[Stored dataset items]
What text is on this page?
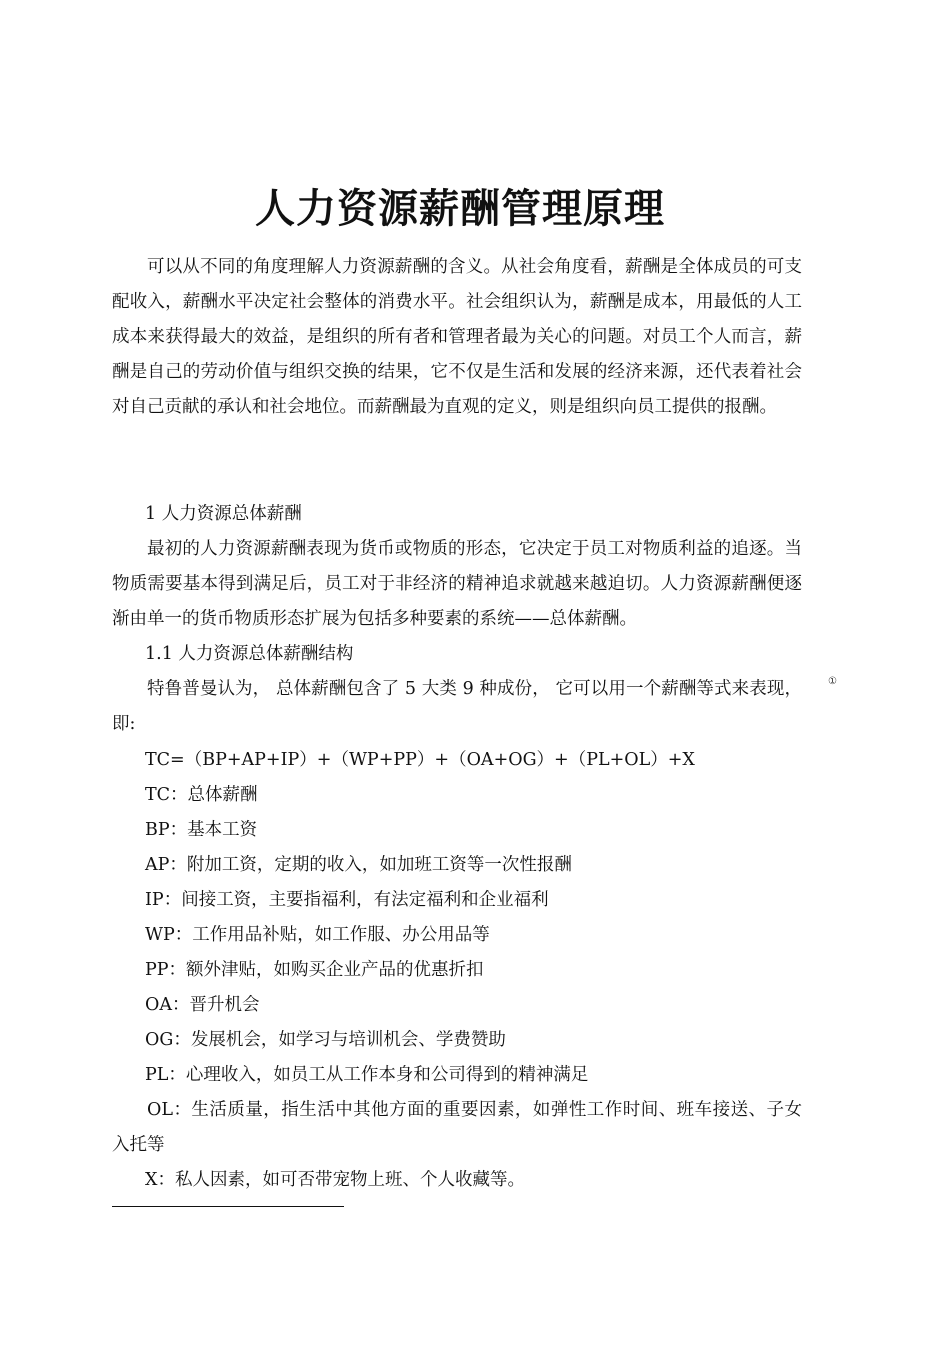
人力资源薪酬管理原理

可以从不同的角度理解人力资源薪酬的含义。从社会角度看，薪酬是全体成员的可支配收入，薪酬水平决定社会整体的消费水平。社会组织认为，薪酬是成本，用最低的人工成本来获得最大的效益，是组织的所有者和管理者最为关心的问题。对员工个人而言，薪酬是自己的劳动价值与组织交换的结果，它不仅是生活和发展的经济来源，还代表着社会对自己贡献的承认和社会地位。而薪酬最为直观的定义，则是组织向员工提供的报酬。

1 人力资源总体薪酬

最初的人力资源薪酬表现为货币或物质的形态，它决定于员工对物质利益的追逐。当物质需要基本得到满足后，员工对于非经济的精神追求就越来越迫切。人力资源薪酬便逐渐由单一的货币物质形态扩展为包括多种要素的系统——总体薪酬。

1.1 人力资源总体薪酬结构

特鲁普曼认为， 总体薪酬包含了 5 大类 9 种成份， 它可以用一个薪酬等式来表现，即:

①

TC=（BP+AP+IP）+（WP+PP）+（OA+OG）+（PL+OL）+X

TC：总体薪酬

BP：基本工资

AP：附加工资，定期的收入，如加班工资等一次性报酬

IP：间接工资，主要指福利，有法定福利和企业福利

WP：工作用品补贴，如工作服、办公用品等

PP：额外津贴，如购买企业产品的优惠折扣

OA：晋升机会

OG：发展机会，如学习与培训机会、学费赞助

PL：心理收入，如员工从工作本身和公司得到的精神满足

OL：生活质量，指生活中其他方面的重要因素，如弹性工作时间、班车接送、子女入托等

X：私人因素，如可否带宠物上班、个人收藏等。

_Do this_
Copy out every line of the material above exactly, skipping the pictures.

_Task response_
What text is on this page?
人力资源薪酬管理原理

可以从不同的角度理解人力资源薪酬的含义。从社会角度看，薪酬是全体成员的可支配收入，薪酬水平决定社会整体的消费水平。社会组织认为，薪酬是成本，用最低的人工成本来获得最大的效益，是组织的所有者和管理者最为关心的问题。对员工个人而言，薪酬是自己的劳动价值与组织交换的结果，它不仅是生活和发展的经济来源，还代表着社会对自己贡献的承认和社会地位。而薪酬最为直观的定义，则是组织向员工提供的报酬。

1 人力资源总体薪酬

最初的人力资源薪酬表现为货币或物质的形态，它决定于员工对物质利益的追逐。当物质需要基本得到满足后，员工对于非经济的精神追求就越来越迫切。人力资源薪酬便逐渐由单一的货币物质形态扩展为包括多种要素的系统——总体薪酬。

1.1 人力资源总体薪酬结构

特鲁普曼认为， 总体薪酬包含了 5 大类 9 种成份， 它可以用一个薪酬等式来表现，即:

①

TC=（BP+AP+IP）+（WP+PP）+（OA+OG）+（PL+OL）+X

TC：总体薪酬

BP：基本工资

AP：附加工资，定期的收入，如加班工资等一次性报酬

IP：间接工资，主要指福利，有法定福利和企业福利

WP：工作用品补贴，如工作服、办公用品等

PP：额外津贴，如购买企业产品的优惠折扣

OA：晋升机会

OG：发展机会，如学习与培训机会、学费赞助

PL：心理收入，如员工从工作本身和公司得到的精神满足

OL：生活质量，指生活中其他方面的重要因素，如弹性工作时间、班车接送、子女入托等

X：私人因素，如可否带宠物上班、个人收藏等。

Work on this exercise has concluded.